Instruction: For each line that holds "panel", copy the line out.

Given entries:
# # # #
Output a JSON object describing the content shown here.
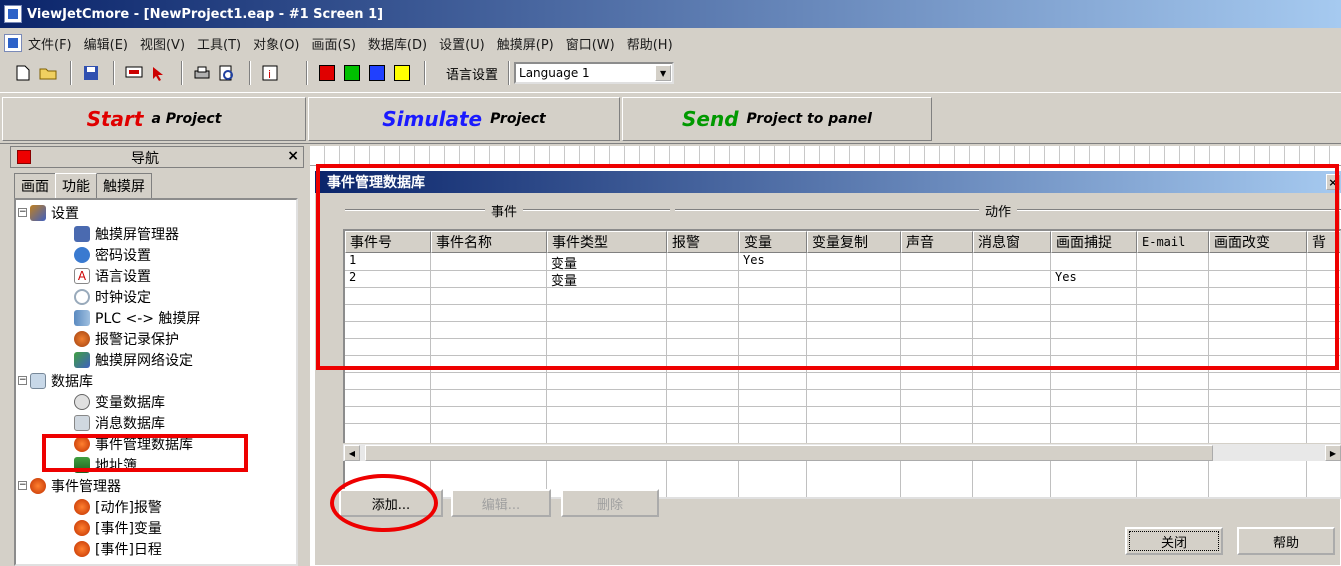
{
  "window": {
    "title": "ViewJetCmore - [NewProject1.eap - #1 Screen 1]"
  },
  "menu": [
    "文件(F)",
    "编辑(E)",
    "视图(V)",
    "工具(T)",
    "对象(O)",
    "画面(S)",
    "数据库(D)",
    "设置(U)",
    "触摸屏(P)",
    "窗口(W)",
    "帮助(H)"
  ],
  "toolbar": {
    "icons": [
      "new-file-icon",
      "open-folder-icon",
      "save-icon",
      "screen-icon",
      "cursor-icon",
      "print-icon",
      "print-preview-icon",
      "info-icon"
    ],
    "color_squares": [
      "#e00000",
      "#00c000",
      "#2040ff",
      "#ffff00"
    ],
    "language_label": "语言设置",
    "language_value": "Language 1"
  },
  "big_buttons": {
    "start_big": "Start",
    "start_small": "a Project",
    "start_color": "#e00000",
    "simulate_big": "Simulate",
    "simulate_small": "Project",
    "simulate_color": "#1a1aff",
    "send_big": "Send",
    "send_small": "Project to panel",
    "send_color": "#009900"
  },
  "nav": {
    "title": "导航",
    "close": "×",
    "tabs": [
      "画面",
      "功能",
      "触摸屏"
    ],
    "tree": [
      {
        "label": "设置",
        "icon": "settings-icon",
        "level": 0,
        "toggle": "−"
      },
      {
        "label": "触摸屏管理器",
        "icon": "panel-manager-icon",
        "level": 1
      },
      {
        "label": "密码设置",
        "icon": "password-icon",
        "level": 1
      },
      {
        "label": "语言设置",
        "icon": "language-icon",
        "level": 1
      },
      {
        "label": "时钟设定",
        "icon": "clock-icon",
        "level": 1
      },
      {
        "label": "PLC <-> 触摸屏",
        "icon": "plc-link-icon",
        "level": 1
      },
      {
        "label": "报警记录保护",
        "icon": "alarm-log-icon",
        "level": 1
      },
      {
        "label": "触摸屏网络设定",
        "icon": "network-icon",
        "level": 1
      },
      {
        "label": "数据库",
        "icon": "database-icon",
        "level": 0,
        "toggle": "−"
      },
      {
        "label": "变量数据库",
        "icon": "variable-db-icon",
        "level": 1
      },
      {
        "label": "消息数据库",
        "icon": "message-db-icon",
        "level": 1
      },
      {
        "label": "事件管理数据库",
        "icon": "event-db-icon",
        "level": 1
      },
      {
        "label": "地址簿",
        "icon": "address-book-icon",
        "level": 1
      },
      {
        "label": "事件管理器",
        "icon": "event-manager-icon",
        "level": 0,
        "toggle": "−"
      },
      {
        "label": "[动作]报警",
        "icon": "event-item-icon",
        "level": 1
      },
      {
        "label": "[事件]变量",
        "icon": "event-item-icon",
        "level": 1
      },
      {
        "label": "[事件]日程",
        "icon": "event-item-icon",
        "level": 1
      }
    ]
  },
  "dialog": {
    "title": "事件管理数据库",
    "close": "×",
    "group_event": "事件",
    "group_action": "动作",
    "columns": [
      "事件号",
      "事件名称",
      "事件类型",
      "报警",
      "变量",
      "变量复制",
      "声音",
      "消息窗",
      "画面捕捉",
      "E-mail",
      "画面改变",
      "背"
    ],
    "rows": [
      [
        "1",
        "",
        "变量",
        "",
        "Yes",
        "",
        "",
        "",
        "",
        "",
        "",
        ""
      ],
      [
        "2",
        "",
        "变量",
        "",
        "",
        "",
        "",
        "",
        "Yes",
        "",
        "",
        ""
      ]
    ],
    "buttons": {
      "add": "添加...",
      "edit": "编辑...",
      "delete": "删除",
      "close": "关闭",
      "help": "帮助"
    }
  }
}
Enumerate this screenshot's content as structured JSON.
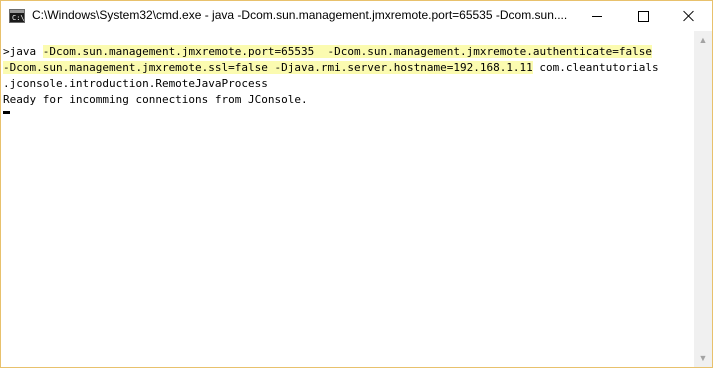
# # # #
Answer to this problem:
    "send_small": "Project to panel",
        "icon": "panel-manager-icon",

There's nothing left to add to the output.